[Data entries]
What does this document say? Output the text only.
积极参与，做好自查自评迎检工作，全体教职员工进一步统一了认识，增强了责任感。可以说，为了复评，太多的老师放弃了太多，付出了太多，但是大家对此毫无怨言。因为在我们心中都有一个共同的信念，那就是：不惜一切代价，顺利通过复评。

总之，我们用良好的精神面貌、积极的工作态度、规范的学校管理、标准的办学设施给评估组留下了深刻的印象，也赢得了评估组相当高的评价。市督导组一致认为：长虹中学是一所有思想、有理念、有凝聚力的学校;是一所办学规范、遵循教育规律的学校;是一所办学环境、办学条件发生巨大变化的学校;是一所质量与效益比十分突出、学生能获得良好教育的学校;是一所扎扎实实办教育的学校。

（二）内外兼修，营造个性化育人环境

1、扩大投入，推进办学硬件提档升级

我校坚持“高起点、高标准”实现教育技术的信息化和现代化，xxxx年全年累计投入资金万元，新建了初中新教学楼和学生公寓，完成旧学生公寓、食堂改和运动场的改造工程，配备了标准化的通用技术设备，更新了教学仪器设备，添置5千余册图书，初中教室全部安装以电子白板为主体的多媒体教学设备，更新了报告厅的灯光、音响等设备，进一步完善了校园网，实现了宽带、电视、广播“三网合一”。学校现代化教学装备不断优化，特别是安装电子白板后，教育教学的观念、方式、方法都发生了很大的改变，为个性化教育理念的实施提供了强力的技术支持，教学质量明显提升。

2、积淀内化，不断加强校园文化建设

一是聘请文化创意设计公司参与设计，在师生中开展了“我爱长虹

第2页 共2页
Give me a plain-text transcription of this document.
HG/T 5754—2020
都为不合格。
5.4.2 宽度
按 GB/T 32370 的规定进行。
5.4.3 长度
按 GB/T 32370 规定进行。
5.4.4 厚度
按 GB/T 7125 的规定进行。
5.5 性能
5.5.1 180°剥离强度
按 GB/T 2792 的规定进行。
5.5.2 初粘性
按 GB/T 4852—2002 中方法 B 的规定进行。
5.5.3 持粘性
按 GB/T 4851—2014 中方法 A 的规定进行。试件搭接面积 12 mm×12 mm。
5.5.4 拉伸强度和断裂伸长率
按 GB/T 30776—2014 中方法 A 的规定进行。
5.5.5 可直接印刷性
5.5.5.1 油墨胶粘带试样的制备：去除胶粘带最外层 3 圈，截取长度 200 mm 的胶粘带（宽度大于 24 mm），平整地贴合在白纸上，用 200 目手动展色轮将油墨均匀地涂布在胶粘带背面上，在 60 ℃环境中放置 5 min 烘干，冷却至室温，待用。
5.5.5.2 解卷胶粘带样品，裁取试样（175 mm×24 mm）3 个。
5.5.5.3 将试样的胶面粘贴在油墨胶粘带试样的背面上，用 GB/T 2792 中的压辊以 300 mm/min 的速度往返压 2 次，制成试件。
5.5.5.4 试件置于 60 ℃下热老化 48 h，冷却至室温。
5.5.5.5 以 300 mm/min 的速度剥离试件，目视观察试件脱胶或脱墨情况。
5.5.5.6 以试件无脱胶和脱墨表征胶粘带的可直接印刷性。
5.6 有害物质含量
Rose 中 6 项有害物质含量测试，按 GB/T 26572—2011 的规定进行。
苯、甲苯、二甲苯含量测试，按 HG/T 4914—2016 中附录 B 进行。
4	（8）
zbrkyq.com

EXERCISE: Your task is to transcribe the listing above in full, exactly as given.

EXERCISE SOLUTION:
What does this document say? Output the text only.
积极参与，做好自查自评迎检工作，全体教职员工进一步统一了认识，增强了责任感。可以说，为了复评，太多的老师放弃了太多，付出了太多，但是大家对此毫无怨言。因为在我们心中都有一个共同的信念，那就是：不惜一切代价，顺利通过复评。

总之，我们用良好的精神面貌、积极的工作态度、规范的学校管理、标准的办学设施给评估组留下了深刻的印象，也赢得了评估组相当高的评价。市督导组一致认为：长虹中学是一所有思想、有理念、有凝聚力的学校;是一所办学规范、遵循教育规律的学校;是一所办学环境、办学条件发生巨大变化的学校;是一所质量与效益比十分突出、学生能获得良好教育的学校;是一所扎扎实实办教育的学校。

（二）内外兼修，营造个性化育人环境

1、扩大投入，推进办学硬件提档升级

我校坚持“高起点、高标准”实现教育技术的信息化和现代化，xxxx年全年累计投入资金万元，新建了初中新教学楼和学生公寓，完成旧学生公寓、食堂改和运动场的改造工程，配备了标准化的通用技术设备，更新了教学仪器设备，添置5千余册图书，初中教室全部安装以电子白板为主体的多媒体教学设备，更新了报告厅的灯光、音响等设备，进一步完善了校园网，实现了宽带、电视、广播“三网合一”。学校现代化教学装备不断优化，特别是安装电子白板后，教育教学的观念、方式、方法都发生了很大的改变，为个性化教育理念的实施提供了强力的技术支持，教学质量明显提升。

2、积淀内化，不断加强校园文化建设

一是聘请文化创意设计公司参与设计，在师生中开展了“我爱长虹

第2页 共2页
Give me a plain-text transcription of this document.
HG/T 5754—2020
都为不合格。
5.4.2 宽度
按 GB/T 32370 的规定进行。
5.4.3 长度
按 GB/T 32370 规定进行。
5.4.4 厚度
按 GB/T 7125 的规定进行。
5.5 性能
5.5.1 180°剥离强度
按 GB/T 2792 的规定进行。
5.5.2 初粘性
按 GB/T 4852—2002 中方法 B 的规定进行。
5.5.3 持粘性
按 GB/T 4851—2014 中方法 A 的规定进行。试件搭接面积 12 mm×12 mm。
5.5.4 拉伸强度和断裂伸长率
按 GB/T 30776—2014 中方法 A 的规定进行。
5.5.5 可直接印刷性
5.5.5.1 油墨胶粘带试样的制备：去除胶粘带最外层 3 圈，截取长度 200 mm 的胶粘带（宽度大于 24 mm），平整地贴合在白纸上，用 200 目手动展色轮将油墨均匀地涂布在胶粘带背面上，在 60 ℃环境中放置 5 min 烘干，冷却至室温，待用。
5.5.5.2 解卷胶粘带样品，裁取试样（175 mm×24 mm）3 个。
5.5.5.3 将试样的胶面粘贴在油墨胶粘带试样的背面上，用 GB/T 2792 中的压辊以 300 mm/min 的速度往返压 2 次，制成试件。
5.5.5.4 试件置于 60 ℃下热老化 48 h，冷却至室温。
5.5.5.5 以 300 mm/min 的速度剥离试件，目视观察试件脱胶或脱墨情况。
5.5.5.6 以试件无脱胶和脱墨表征胶粘带的可直接印刷性。
5.6 有害物质含量
Rose 中 6 项有害物质含量测试，按 GB/T 26572—2011 的规定进行。
苯、甲苯、二甲苯含量测试，按 HG/T 4914—2016 中附录 B 进行。
4	（8）
zbrkyq.com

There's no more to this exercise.